What the task requires: Leave the pictures out. Return all other data exactly.

Provided information:

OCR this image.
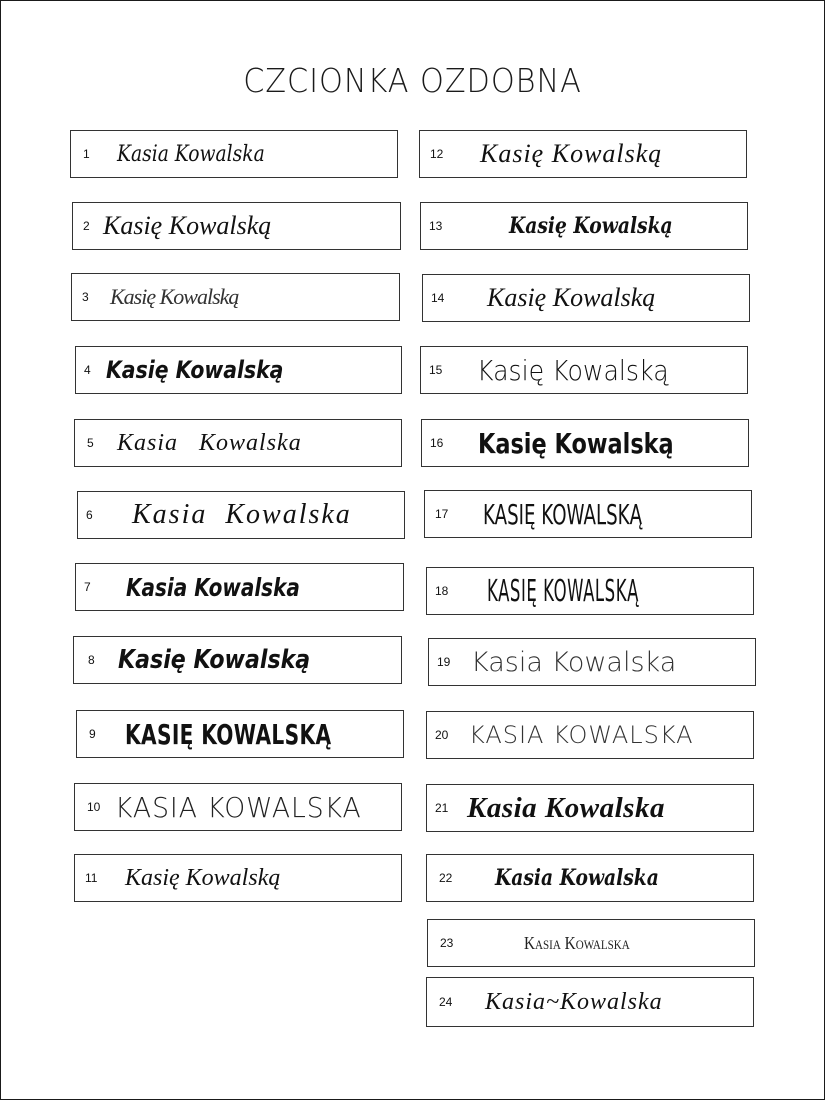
CZCIONKA OZDOBNA
1 Kasia Kowalska
2 Kasię Kowalską
3 Kasię Kowalską
4 Kasię Kowalską
5 Kasia   Kowalska
6 Kasia  Kowalska
7 Kasia Kowalska
8 Kasię Kowalską
9 KASIĘ KOWALSKĄ
10 KASIA KOWALSKA
11 Kasię Kowalską
12 Kasię Kowalską
13	Kasię Kowalską
14 Kasię Kowalską
15 Kasię Kowalską
16 Kasię Kowalską
17 KASIĘ KOWALSKĄ
18 KASIĘ KOWALSKĄ
19 Kasia Kowalska
20 KASIA KOWALSKA
21 Kasia Kowalska
22 Kasia Kowalska
23	Kasia Kowalska
24 Kasia~Kowalska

Final result:
OCR this image.
CZCIONKA OZDOBNA
1 Kasia Kowalska
2 Kasię Kowalską
3 Kasię Kowalską
4 Kasię Kowalską
5 Kasia   Kowalska
6 Kasia  Kowalska
7 Kasia Kowalska
8 Kasię Kowalską
9 KASIĘ KOWALSKĄ
10 KASIA KOWALSKA
11 Kasię Kowalską
12 Kasię Kowalską
13	Kasię Kowalską
14 Kasię Kowalską
15 Kasię Kowalską
16 Kasię Kowalską
17 KASIĘ KOWALSKĄ
18 KASIĘ KOWALSKĄ
19 Kasia Kowalska
20 KASIA KOWALSKA
21 Kasia Kowalska
22 Kasia Kowalska
23	Kasia Kowalska
24 Kasia~Kowalska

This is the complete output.